Pick out the lines below that contain the string "εἶναι" and copy them all.

Given data =>

_ _ _ _ _

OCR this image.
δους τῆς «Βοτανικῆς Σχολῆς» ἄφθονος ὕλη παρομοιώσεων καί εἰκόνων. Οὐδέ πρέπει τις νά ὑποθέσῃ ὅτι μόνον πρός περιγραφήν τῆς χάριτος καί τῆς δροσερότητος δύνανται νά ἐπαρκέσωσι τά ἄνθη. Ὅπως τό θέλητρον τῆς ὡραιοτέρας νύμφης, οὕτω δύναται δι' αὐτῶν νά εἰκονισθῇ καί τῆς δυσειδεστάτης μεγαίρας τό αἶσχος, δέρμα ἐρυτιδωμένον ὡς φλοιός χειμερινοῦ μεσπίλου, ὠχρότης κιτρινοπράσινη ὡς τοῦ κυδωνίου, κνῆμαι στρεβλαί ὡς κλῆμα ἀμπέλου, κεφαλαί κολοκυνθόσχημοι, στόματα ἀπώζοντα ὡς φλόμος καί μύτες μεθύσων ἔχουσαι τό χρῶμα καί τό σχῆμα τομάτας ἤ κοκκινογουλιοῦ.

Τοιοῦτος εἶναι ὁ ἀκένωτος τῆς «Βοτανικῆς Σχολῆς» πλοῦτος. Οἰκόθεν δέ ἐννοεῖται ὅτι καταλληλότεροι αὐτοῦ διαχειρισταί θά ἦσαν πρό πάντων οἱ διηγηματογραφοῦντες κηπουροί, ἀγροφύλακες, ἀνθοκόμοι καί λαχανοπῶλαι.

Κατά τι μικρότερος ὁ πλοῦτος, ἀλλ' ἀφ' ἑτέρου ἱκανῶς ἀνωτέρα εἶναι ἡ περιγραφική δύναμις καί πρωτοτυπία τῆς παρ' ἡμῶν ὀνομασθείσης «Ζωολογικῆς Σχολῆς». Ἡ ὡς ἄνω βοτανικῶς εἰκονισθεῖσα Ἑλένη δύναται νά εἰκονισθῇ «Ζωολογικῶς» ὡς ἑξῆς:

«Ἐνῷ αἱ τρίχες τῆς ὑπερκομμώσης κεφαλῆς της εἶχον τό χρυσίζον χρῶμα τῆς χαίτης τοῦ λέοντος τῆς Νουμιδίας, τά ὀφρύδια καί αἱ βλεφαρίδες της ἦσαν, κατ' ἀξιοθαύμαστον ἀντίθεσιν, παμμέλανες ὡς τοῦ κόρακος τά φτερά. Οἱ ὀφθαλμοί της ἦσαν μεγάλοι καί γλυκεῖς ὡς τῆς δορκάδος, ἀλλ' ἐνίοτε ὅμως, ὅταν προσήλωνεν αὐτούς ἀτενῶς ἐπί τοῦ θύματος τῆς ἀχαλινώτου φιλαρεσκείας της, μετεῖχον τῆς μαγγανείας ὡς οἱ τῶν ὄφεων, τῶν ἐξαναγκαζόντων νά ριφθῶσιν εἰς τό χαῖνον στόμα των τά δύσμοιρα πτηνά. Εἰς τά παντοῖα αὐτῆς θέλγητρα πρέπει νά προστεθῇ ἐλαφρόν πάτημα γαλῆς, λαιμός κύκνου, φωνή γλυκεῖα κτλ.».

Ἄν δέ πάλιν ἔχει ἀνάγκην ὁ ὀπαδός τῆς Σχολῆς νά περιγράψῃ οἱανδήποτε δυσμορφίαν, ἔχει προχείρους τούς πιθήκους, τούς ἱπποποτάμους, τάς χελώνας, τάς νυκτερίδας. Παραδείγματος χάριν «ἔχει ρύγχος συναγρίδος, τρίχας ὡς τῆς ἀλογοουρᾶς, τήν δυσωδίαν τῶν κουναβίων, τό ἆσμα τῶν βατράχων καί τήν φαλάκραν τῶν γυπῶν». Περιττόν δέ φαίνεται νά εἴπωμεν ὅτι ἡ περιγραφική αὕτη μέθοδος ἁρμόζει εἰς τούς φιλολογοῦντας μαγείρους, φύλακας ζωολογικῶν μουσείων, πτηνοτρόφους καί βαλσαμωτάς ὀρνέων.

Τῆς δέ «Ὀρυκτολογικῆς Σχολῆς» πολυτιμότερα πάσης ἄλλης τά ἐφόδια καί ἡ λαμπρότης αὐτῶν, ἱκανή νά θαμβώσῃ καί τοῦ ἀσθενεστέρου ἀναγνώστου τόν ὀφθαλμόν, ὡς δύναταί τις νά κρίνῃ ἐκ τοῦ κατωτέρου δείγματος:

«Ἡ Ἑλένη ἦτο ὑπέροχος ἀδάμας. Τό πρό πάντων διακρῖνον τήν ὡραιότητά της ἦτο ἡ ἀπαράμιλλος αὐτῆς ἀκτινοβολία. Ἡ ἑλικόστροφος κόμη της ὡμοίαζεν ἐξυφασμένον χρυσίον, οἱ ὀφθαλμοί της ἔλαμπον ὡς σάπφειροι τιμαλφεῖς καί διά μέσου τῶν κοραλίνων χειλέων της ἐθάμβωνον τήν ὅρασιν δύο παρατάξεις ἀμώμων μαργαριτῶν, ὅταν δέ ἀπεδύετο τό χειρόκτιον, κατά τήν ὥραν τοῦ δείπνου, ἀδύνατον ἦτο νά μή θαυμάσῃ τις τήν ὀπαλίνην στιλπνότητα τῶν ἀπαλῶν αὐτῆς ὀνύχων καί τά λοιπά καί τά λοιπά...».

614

_ _ _ _ _

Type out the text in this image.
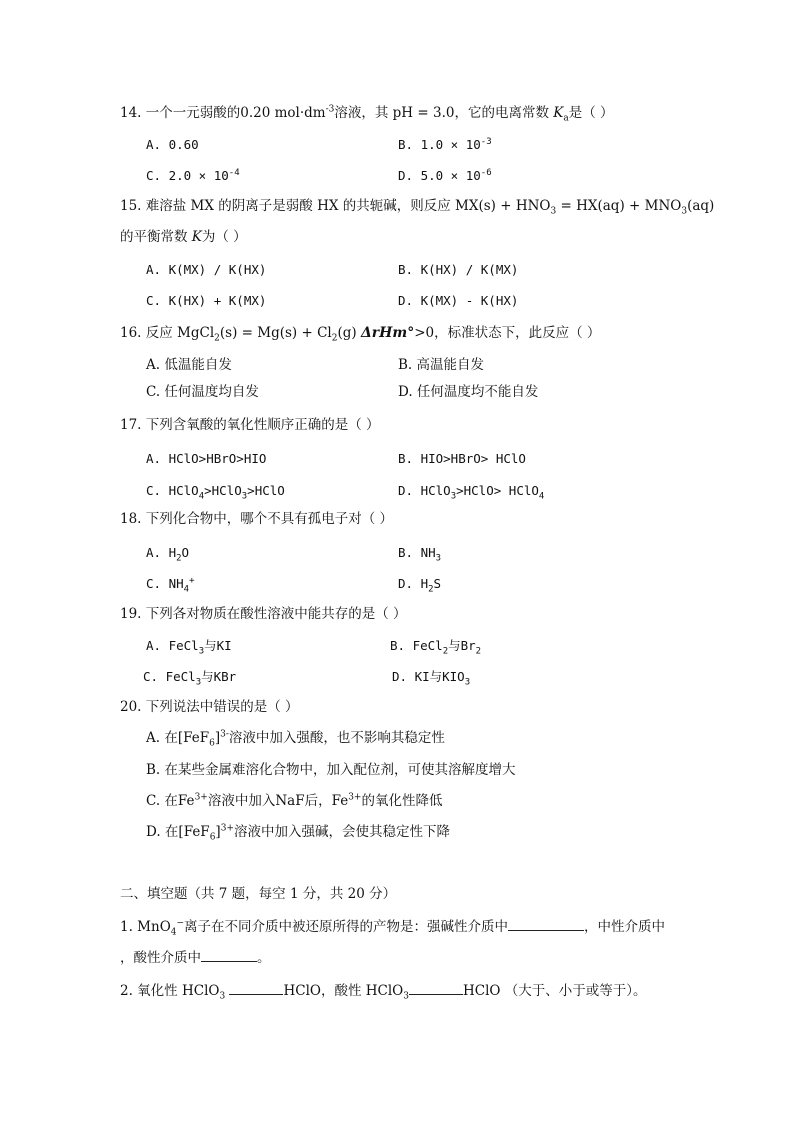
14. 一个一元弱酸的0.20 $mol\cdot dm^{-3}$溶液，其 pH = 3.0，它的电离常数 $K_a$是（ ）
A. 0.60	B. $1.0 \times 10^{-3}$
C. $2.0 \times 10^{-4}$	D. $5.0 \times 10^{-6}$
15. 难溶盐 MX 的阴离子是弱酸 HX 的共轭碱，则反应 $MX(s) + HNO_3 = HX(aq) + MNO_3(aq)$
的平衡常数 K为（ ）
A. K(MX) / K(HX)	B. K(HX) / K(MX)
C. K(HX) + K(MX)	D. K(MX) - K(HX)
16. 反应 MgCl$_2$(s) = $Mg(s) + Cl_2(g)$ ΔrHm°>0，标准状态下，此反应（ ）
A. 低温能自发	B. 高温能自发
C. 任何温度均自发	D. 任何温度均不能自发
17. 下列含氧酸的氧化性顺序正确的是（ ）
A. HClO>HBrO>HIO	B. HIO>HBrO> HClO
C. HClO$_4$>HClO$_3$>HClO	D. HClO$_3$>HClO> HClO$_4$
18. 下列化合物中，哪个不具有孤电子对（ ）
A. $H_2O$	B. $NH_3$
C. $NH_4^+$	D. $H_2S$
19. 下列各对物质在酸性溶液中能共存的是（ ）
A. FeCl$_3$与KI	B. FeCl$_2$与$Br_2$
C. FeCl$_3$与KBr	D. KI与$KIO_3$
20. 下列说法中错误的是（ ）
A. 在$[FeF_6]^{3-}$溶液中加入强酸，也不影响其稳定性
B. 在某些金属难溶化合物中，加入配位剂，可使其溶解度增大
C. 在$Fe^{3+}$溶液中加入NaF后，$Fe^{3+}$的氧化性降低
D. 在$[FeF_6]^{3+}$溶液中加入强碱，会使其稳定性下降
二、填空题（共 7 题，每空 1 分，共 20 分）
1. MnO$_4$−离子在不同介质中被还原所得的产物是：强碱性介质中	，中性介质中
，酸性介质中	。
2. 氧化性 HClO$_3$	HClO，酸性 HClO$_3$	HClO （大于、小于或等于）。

_ _ _ _ _

Output for this task =>
Τοιοῦτος εἶναι ὁ ἀκένωτος τῆς «Βοτανικῆς Σχολῆς» πλοῦτος. Οἰκόθεν δέ ἐννοεῖται ὅτι καταλληλότεροι αὐτοῦ διαχειρισταί θά ἦσαν πρό πάντων οἱ διηγηματογραφοῦντες κηπουροί, ἀγροφύλακες, ἀνθοκόμοι καί λαχανοπῶλαι.
Κατά τι μικρότερος ὁ πλοῦτος, ἀλλ' ἀφ' ἑτέρου ἱκανῶς ἀνωτέρα εἶναι ἡ περιγραφική δύναμις καί πρωτοτυπία τῆς παρ' ἡμῶν ὀνομασθείσης «Ζωολογικῆς Σχολῆς». Ἡ ὡς ἄνω βοτανικῶς εἰκονισθεῖσα Ἑλένη δύναται νά εἰκονισθῇ «Ζωολογικῶς» ὡς ἑξῆς:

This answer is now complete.